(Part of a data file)
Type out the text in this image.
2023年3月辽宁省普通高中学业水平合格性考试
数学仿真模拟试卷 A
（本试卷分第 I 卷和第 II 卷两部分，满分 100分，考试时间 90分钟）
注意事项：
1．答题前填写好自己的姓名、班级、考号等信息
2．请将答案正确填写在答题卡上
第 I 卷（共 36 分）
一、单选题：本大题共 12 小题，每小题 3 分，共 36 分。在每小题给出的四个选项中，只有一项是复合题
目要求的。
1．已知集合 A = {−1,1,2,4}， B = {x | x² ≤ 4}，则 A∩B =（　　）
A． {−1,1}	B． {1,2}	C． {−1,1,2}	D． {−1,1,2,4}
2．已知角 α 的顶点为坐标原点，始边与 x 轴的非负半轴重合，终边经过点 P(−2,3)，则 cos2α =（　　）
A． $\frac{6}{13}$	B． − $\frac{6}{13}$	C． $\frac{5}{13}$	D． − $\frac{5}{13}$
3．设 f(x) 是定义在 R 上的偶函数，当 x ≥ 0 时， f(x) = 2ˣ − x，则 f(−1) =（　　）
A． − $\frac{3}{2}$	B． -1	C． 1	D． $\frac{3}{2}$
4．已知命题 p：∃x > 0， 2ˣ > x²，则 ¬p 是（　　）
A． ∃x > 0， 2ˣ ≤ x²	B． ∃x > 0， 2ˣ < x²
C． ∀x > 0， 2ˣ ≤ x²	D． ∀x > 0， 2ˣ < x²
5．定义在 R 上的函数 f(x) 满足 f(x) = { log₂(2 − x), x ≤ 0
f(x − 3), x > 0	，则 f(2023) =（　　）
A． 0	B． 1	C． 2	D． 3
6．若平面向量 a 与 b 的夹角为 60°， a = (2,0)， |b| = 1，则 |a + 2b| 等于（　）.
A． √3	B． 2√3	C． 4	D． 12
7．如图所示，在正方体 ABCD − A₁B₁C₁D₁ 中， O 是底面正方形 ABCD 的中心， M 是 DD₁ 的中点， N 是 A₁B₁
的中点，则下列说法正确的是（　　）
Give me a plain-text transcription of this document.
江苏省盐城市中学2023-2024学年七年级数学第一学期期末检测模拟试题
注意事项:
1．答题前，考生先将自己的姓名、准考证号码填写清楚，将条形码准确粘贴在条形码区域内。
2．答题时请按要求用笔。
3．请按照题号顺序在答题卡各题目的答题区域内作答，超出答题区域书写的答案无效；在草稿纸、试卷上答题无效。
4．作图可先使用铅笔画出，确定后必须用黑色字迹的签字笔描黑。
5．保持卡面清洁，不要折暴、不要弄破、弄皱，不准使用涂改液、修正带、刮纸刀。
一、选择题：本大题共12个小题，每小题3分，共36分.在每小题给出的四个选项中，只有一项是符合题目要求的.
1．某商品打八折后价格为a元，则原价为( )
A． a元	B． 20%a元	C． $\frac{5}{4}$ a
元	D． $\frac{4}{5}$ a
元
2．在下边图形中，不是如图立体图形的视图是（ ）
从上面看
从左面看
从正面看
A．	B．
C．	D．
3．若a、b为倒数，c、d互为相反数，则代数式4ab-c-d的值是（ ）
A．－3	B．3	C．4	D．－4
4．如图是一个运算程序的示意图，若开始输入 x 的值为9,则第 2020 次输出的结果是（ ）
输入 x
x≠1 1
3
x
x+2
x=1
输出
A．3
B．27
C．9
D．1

- _Set exercise_
Look through the listing above. Pick out each line with "frac" and copy it.

- _Full answer_
A． $\frac{6}{13}$	B． − $\frac{6}{13}$	C． $\frac{5}{13}$	D． − $\frac{5}{13}$
A． − $\frac{3}{2}$	B． -1	C． 1	D． $\frac{3}{2}$
A． a元	B． 20%a元	C． $\frac{5}{4}$ a
元	D． $\frac{4}{5}$ a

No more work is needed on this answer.